Exercise
Give the data below again exactly as it stands. Omit the pictures.

Available data
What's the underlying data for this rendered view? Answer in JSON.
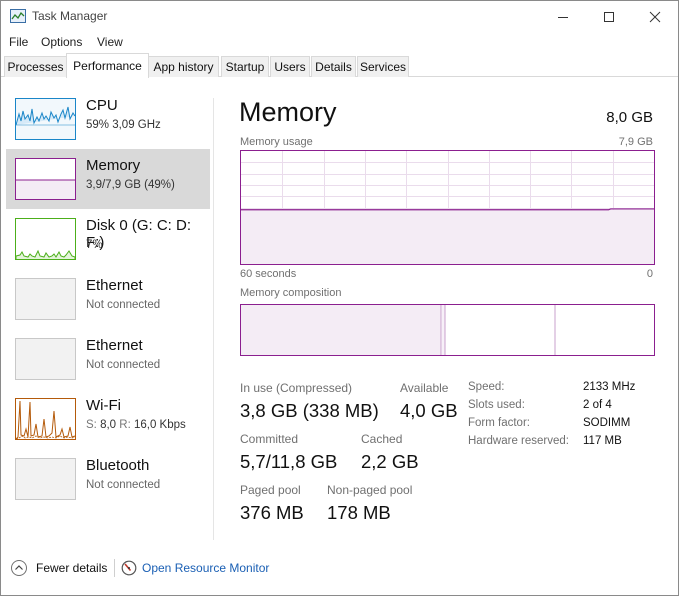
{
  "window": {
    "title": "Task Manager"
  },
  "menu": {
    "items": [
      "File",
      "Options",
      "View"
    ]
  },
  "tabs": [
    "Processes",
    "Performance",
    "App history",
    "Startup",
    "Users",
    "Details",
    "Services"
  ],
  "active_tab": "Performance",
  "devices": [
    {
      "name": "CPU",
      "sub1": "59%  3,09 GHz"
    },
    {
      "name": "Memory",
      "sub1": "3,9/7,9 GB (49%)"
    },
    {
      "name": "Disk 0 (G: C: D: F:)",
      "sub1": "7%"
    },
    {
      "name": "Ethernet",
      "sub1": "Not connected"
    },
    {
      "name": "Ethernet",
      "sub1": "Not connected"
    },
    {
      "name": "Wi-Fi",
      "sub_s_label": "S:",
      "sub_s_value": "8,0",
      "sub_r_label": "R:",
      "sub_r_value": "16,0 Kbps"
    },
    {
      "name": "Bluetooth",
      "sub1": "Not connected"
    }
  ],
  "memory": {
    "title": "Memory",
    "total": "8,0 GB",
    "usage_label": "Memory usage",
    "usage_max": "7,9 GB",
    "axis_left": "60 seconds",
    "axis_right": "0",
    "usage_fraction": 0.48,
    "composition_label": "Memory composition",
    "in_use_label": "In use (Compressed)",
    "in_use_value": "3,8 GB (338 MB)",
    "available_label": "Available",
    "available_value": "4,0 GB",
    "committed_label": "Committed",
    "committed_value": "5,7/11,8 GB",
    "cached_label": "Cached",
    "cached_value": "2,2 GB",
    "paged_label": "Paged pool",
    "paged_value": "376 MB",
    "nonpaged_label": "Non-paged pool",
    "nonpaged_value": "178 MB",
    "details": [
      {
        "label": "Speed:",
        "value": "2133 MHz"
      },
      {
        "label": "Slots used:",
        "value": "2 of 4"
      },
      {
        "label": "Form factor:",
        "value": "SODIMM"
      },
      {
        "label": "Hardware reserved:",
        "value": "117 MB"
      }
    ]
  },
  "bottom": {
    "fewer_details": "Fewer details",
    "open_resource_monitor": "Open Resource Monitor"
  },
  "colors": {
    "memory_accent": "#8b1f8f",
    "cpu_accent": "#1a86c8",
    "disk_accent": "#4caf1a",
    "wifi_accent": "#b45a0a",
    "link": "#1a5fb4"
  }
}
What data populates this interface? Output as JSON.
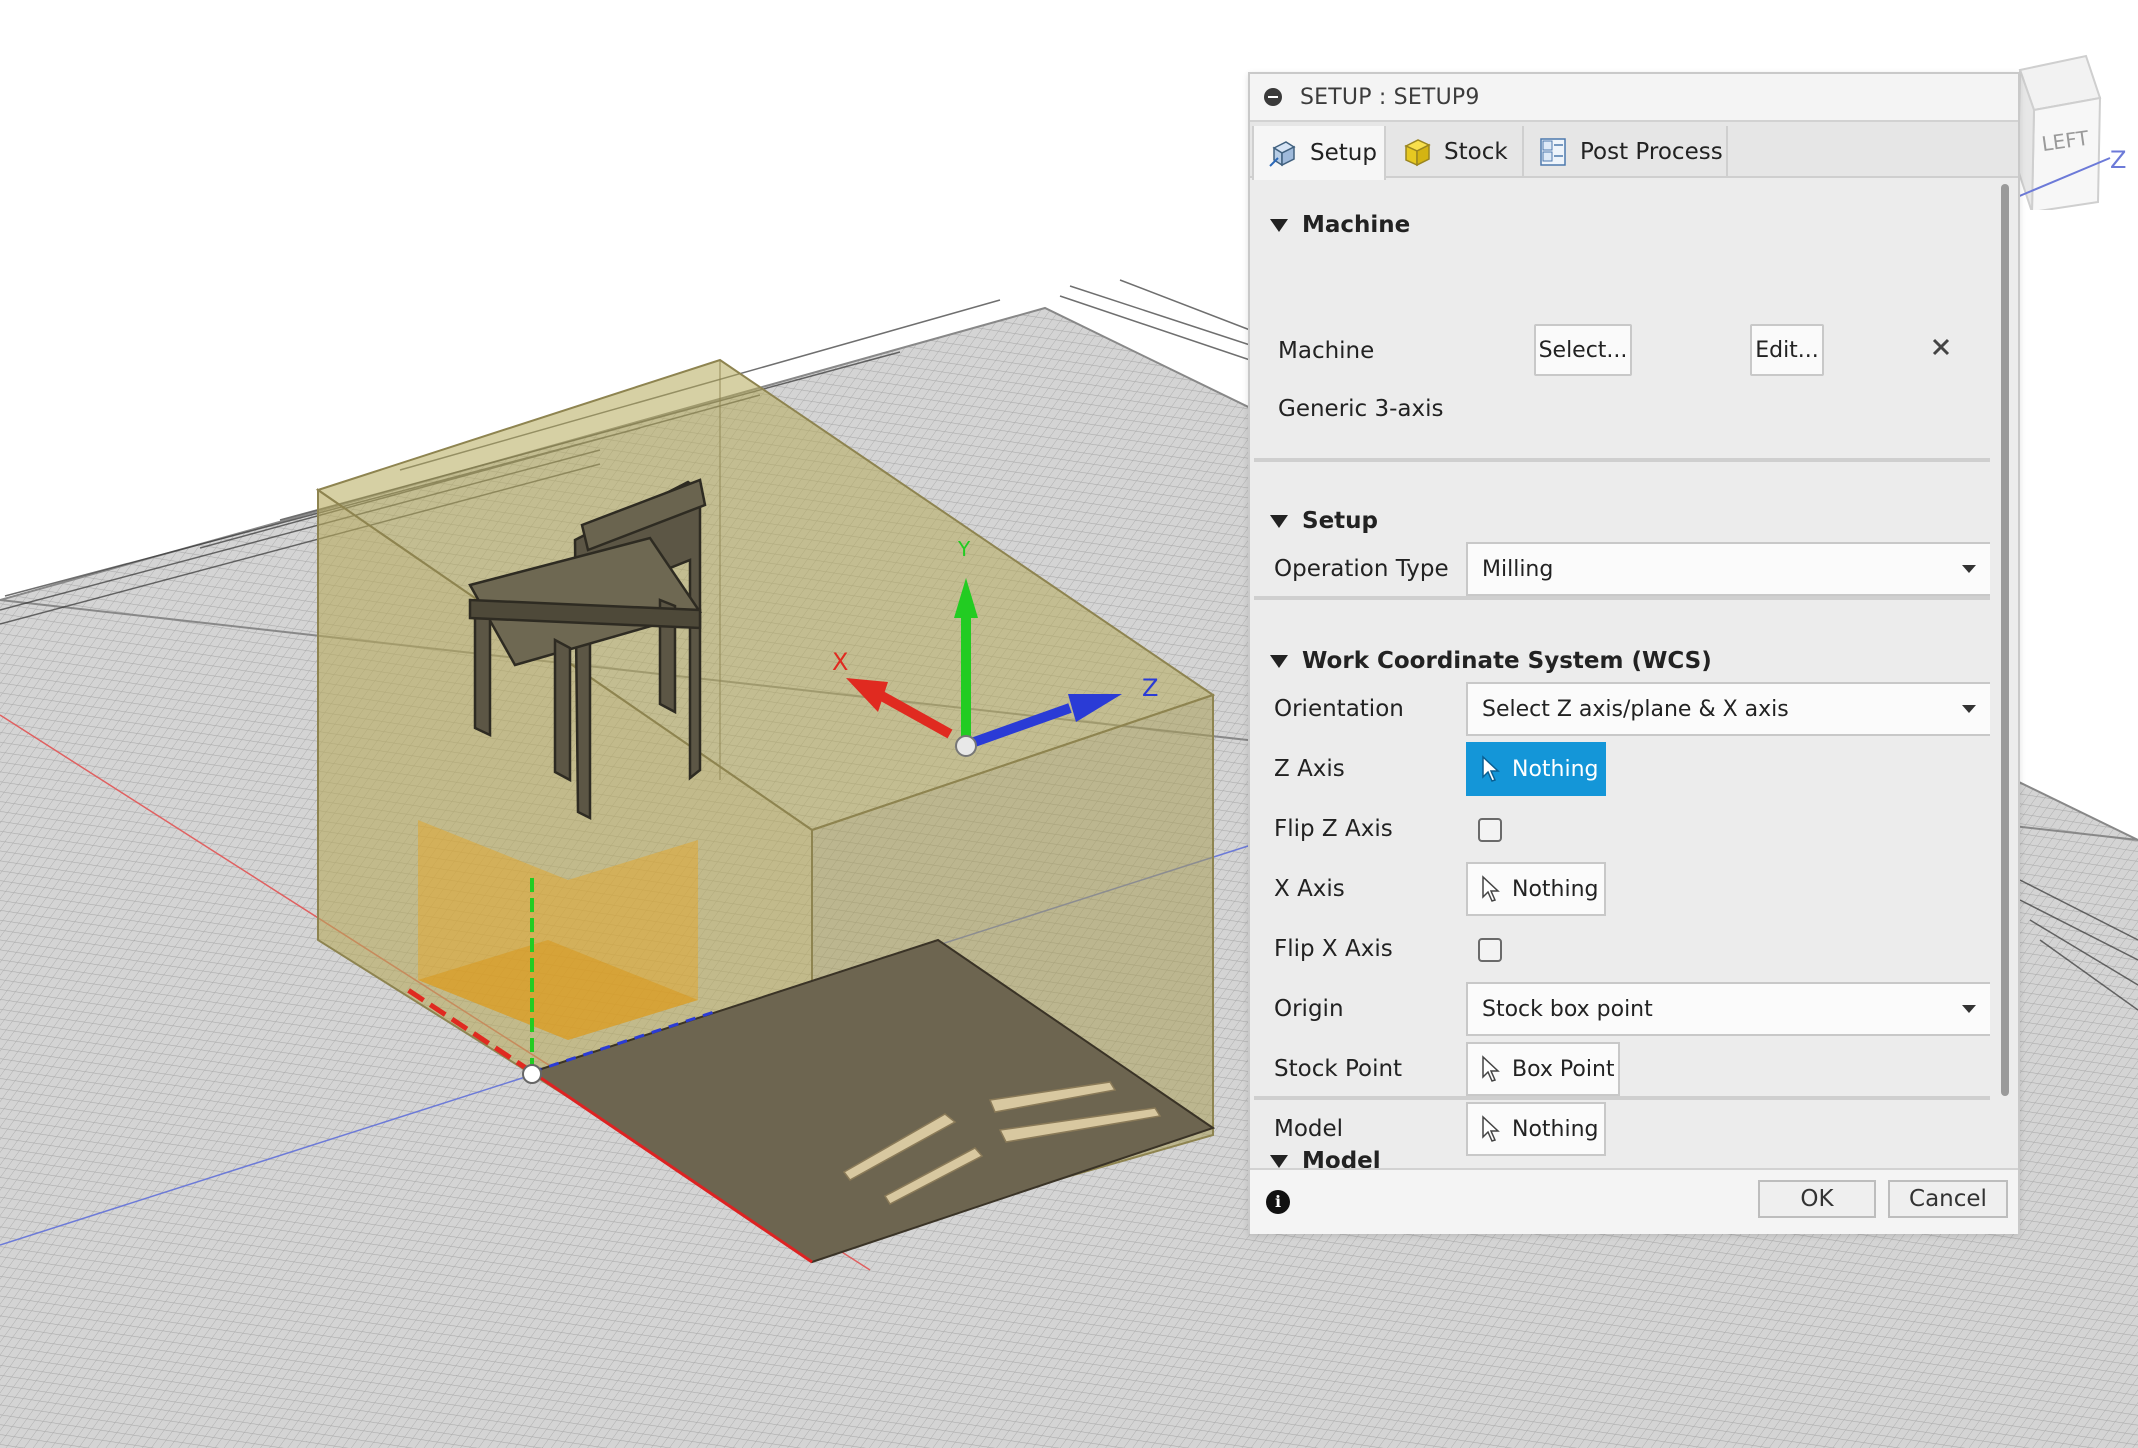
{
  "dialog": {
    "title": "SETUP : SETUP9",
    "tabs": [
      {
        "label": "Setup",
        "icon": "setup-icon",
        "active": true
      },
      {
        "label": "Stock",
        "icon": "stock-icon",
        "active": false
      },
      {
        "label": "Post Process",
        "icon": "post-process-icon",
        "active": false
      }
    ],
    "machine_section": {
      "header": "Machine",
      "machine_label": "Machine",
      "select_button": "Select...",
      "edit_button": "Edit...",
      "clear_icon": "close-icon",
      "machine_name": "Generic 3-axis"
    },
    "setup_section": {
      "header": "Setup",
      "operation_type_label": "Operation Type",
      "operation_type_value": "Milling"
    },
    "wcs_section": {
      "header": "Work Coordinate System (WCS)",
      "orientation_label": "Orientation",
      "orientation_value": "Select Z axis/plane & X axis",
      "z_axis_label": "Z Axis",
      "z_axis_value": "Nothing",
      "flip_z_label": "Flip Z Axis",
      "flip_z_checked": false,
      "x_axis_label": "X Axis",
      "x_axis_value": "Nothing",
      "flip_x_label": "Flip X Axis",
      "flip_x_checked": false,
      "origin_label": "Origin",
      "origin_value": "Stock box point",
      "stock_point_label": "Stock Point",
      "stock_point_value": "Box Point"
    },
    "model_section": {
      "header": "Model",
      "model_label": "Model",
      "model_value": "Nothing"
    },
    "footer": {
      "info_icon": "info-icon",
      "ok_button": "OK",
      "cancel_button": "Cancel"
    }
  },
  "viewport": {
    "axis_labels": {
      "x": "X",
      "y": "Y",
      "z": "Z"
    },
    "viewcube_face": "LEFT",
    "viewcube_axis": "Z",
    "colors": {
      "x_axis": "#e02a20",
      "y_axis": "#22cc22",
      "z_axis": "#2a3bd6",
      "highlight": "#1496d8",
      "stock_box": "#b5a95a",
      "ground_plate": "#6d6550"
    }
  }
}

Complete response
What's the underlying data for this rendered view? Answer in JSON.
{
  "window": {
    "title": "Task Manager"
  },
  "menu": {
    "items": [
      "File",
      "Options",
      "View"
    ]
  },
  "tabs": [
    "Processes",
    "Performance",
    "App history",
    "Startup",
    "Users",
    "Details",
    "Services"
  ],
  "active_tab": "Performance",
  "devices": [
    {
      "name": "CPU",
      "sub1": "59%  3,09 GHz"
    },
    {
      "name": "Memory",
      "sub1": "3,9/7,9 GB (49%)"
    },
    {
      "name": "Disk 0 (G: C: D: F:)",
      "sub1": "7%"
    },
    {
      "name": "Ethernet",
      "sub1": "Not connected"
    },
    {
      "name": "Ethernet",
      "sub1": "Not connected"
    },
    {
      "name": "Wi-Fi",
      "sub_s_label": "S:",
      "sub_s_value": "8,0",
      "sub_r_label": "R:",
      "sub_r_value": "16,0 Kbps"
    },
    {
      "name": "Bluetooth",
      "sub1": "Not connected"
    }
  ],
  "memory": {
    "title": "Memory",
    "total": "8,0 GB",
    "usage_label": "Memory usage",
    "usage_max": "7,9 GB",
    "axis_left": "60 seconds",
    "axis_right": "0",
    "usage_fraction": 0.48,
    "composition_label": "Memory composition",
    "in_use_label": "In use (Compressed)",
    "in_use_value": "3,8 GB (338 MB)",
    "available_label": "Available",
    "available_value": "4,0 GB",
    "committed_label": "Committed",
    "committed_value": "5,7/11,8 GB",
    "cached_label": "Cached",
    "cached_value": "2,2 GB",
    "paged_label": "Paged pool",
    "paged_value": "376 MB",
    "nonpaged_label": "Non-paged pool",
    "nonpaged_value": "178 MB",
    "details": [
      {
        "label": "Speed:",
        "value": "2133 MHz"
      },
      {
        "label": "Slots used:",
        "value": "2 of 4"
      },
      {
        "label": "Form factor:",
        "value": "SODIMM"
      },
      {
        "label": "Hardware reserved:",
        "value": "117 MB"
      }
    ]
  },
  "bottom": {
    "fewer_details": "Fewer details",
    "open_resource_monitor": "Open Resource Monitor"
  },
  "colors": {
    "memory_accent": "#8b1f8f",
    "cpu_accent": "#1a86c8",
    "disk_accent": "#4caf1a",
    "wifi_accent": "#b45a0a",
    "link": "#1a5fb4"
  }
}
What data populates this interface? Output as JSON.
{
  "dialog": {
    "title": "SETUP : SETUP9",
    "tabs": [
      {
        "label": "Setup",
        "icon": "setup-icon",
        "active": true
      },
      {
        "label": "Stock",
        "icon": "stock-icon",
        "active": false
      },
      {
        "label": "Post Process",
        "icon": "post-process-icon",
        "active": false
      }
    ],
    "machine_section": {
      "header": "Machine",
      "machine_label": "Machine",
      "select_button": "Select...",
      "edit_button": "Edit...",
      "clear_icon": "close-icon",
      "machine_name": "Generic 3-axis"
    },
    "setup_section": {
      "header": "Setup",
      "operation_type_label": "Operation Type",
      "operation_type_value": "Milling"
    },
    "wcs_section": {
      "header": "Work Coordinate System (WCS)",
      "orientation_label": "Orientation",
      "orientation_value": "Select Z axis/plane & X axis",
      "z_axis_label": "Z Axis",
      "z_axis_value": "Nothing",
      "flip_z_label": "Flip Z Axis",
      "flip_z_checked": false,
      "x_axis_label": "X Axis",
      "x_axis_value": "Nothing",
      "flip_x_label": "Flip X Axis",
      "flip_x_checked": false,
      "origin_label": "Origin",
      "origin_value": "Stock box point",
      "stock_point_label": "Stock Point",
      "stock_point_value": "Box Point"
    },
    "model_section": {
      "header": "Model",
      "model_label": "Model",
      "model_value": "Nothing"
    },
    "footer": {
      "info_icon": "info-icon",
      "ok_button": "OK",
      "cancel_button": "Cancel"
    }
  },
  "viewport": {
    "axis_labels": {
      "x": "X",
      "y": "Y",
      "z": "Z"
    },
    "viewcube_face": "LEFT",
    "viewcube_axis": "Z",
    "colors": {
      "x_axis": "#e02a20",
      "y_axis": "#22cc22",
      "z_axis": "#2a3bd6",
      "highlight": "#1496d8",
      "stock_box": "#b5a95a",
      "ground_plate": "#6d6550"
    }
  }
}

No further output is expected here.